::: Listed entries

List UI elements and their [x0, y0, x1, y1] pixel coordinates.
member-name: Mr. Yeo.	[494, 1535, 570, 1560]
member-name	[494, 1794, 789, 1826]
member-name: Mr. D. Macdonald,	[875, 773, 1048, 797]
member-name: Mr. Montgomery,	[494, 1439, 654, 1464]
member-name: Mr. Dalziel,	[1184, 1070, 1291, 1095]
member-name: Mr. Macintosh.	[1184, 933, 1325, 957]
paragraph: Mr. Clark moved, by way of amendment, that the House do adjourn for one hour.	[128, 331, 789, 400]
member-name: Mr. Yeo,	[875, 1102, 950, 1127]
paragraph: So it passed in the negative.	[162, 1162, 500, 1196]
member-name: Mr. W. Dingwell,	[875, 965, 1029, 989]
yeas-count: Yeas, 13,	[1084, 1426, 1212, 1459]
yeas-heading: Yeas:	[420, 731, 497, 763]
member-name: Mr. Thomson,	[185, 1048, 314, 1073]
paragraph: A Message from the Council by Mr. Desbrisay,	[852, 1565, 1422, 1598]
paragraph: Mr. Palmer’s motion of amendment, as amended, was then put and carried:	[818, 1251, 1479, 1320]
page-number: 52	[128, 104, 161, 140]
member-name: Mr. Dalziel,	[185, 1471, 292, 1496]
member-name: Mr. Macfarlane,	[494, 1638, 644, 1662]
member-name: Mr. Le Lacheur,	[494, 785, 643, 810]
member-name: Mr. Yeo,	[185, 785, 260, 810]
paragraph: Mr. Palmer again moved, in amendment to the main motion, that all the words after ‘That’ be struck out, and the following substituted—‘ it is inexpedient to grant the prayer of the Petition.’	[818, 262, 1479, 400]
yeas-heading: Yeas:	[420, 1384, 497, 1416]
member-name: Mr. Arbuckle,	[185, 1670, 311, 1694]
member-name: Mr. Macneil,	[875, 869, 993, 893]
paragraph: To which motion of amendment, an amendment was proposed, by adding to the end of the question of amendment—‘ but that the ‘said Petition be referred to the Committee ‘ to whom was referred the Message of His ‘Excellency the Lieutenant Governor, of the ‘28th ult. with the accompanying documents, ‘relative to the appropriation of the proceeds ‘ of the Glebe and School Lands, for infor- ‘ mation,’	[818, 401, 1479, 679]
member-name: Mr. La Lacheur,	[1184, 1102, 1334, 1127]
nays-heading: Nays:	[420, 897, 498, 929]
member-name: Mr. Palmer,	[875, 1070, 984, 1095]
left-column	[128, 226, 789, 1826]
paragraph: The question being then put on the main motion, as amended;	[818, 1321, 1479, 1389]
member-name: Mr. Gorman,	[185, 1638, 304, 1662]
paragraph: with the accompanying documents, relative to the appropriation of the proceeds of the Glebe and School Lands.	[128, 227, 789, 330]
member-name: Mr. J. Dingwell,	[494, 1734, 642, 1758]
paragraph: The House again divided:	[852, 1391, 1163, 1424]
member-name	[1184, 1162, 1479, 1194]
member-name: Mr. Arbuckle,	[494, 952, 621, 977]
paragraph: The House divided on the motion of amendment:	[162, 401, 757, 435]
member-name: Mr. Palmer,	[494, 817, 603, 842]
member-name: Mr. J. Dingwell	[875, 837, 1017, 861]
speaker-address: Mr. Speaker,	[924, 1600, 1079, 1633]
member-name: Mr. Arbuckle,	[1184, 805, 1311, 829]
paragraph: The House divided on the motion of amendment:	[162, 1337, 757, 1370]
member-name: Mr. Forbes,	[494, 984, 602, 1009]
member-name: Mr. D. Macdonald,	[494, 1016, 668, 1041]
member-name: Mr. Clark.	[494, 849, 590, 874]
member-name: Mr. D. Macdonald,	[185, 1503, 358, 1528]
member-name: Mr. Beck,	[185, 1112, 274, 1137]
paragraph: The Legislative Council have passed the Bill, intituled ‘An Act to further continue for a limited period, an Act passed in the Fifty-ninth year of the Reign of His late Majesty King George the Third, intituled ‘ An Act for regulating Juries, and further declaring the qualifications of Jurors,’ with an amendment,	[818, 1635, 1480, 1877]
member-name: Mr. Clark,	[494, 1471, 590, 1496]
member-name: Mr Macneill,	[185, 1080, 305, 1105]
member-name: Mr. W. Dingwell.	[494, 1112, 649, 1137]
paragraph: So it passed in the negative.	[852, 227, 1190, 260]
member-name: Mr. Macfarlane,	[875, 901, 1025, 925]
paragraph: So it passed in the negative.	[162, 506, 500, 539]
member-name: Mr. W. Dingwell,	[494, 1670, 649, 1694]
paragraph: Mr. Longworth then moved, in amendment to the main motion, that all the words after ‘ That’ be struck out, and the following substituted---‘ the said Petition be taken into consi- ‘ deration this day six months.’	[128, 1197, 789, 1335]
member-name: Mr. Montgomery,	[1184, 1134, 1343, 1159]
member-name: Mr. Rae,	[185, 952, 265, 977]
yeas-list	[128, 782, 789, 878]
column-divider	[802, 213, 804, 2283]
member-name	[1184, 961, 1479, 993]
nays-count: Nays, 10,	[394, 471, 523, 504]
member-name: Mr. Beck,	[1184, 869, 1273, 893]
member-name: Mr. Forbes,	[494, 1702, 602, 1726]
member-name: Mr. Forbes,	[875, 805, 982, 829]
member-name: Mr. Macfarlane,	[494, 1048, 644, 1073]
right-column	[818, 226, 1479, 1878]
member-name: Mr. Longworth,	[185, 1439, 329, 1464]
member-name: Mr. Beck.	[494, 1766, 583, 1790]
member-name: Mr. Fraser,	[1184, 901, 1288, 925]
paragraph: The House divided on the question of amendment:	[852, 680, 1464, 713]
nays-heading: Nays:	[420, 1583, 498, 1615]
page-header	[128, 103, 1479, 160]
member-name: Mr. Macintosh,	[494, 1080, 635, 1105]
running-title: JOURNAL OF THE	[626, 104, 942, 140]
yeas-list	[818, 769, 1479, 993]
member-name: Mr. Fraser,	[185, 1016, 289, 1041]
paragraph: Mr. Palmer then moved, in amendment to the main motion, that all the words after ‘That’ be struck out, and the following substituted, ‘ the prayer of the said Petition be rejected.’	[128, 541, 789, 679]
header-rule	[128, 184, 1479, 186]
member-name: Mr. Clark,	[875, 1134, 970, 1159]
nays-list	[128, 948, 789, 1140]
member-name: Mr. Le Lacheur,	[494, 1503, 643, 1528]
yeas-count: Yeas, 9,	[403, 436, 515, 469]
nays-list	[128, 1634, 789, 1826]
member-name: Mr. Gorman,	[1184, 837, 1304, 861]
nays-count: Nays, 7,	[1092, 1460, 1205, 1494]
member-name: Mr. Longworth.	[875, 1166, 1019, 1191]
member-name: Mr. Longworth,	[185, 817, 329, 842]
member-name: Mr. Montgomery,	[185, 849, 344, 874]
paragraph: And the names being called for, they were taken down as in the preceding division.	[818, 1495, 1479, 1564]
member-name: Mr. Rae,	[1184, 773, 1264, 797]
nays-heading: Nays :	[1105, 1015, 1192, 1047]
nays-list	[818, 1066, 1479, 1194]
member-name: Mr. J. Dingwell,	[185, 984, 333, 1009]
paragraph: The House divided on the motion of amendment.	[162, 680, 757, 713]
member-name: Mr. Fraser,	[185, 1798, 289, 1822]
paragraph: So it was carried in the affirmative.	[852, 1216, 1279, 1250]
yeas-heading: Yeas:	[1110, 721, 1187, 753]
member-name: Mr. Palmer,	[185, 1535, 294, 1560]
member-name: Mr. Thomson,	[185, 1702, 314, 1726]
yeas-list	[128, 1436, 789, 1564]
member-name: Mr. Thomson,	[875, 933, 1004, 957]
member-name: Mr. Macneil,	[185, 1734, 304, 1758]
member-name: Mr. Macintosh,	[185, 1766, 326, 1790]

::::::

**Problem to work on:** Can you rewrite the listing from its first line through the line holding "paragraph: Mr. Clark", inclusive, renaming "member-name" to "speaker-name" and leaving everything else as it is?

**Task solution:**
List UI elements and their [x0, y0, x1, y1] pixel coordinates.
speaker-name: Mr. Yeo.	[494, 1535, 570, 1560]
speaker-name	[494, 1794, 789, 1826]
speaker-name: Mr. D. Macdonald,	[875, 773, 1048, 797]
speaker-name: Mr. Montgomery,	[494, 1439, 654, 1464]
speaker-name: Mr. Dalziel,	[1184, 1070, 1291, 1095]
speaker-name: Mr. Macintosh.	[1184, 933, 1325, 957]
paragraph: Mr. Clark moved, by way of amendment, that the House do adjourn for one hour.	[128, 331, 789, 400]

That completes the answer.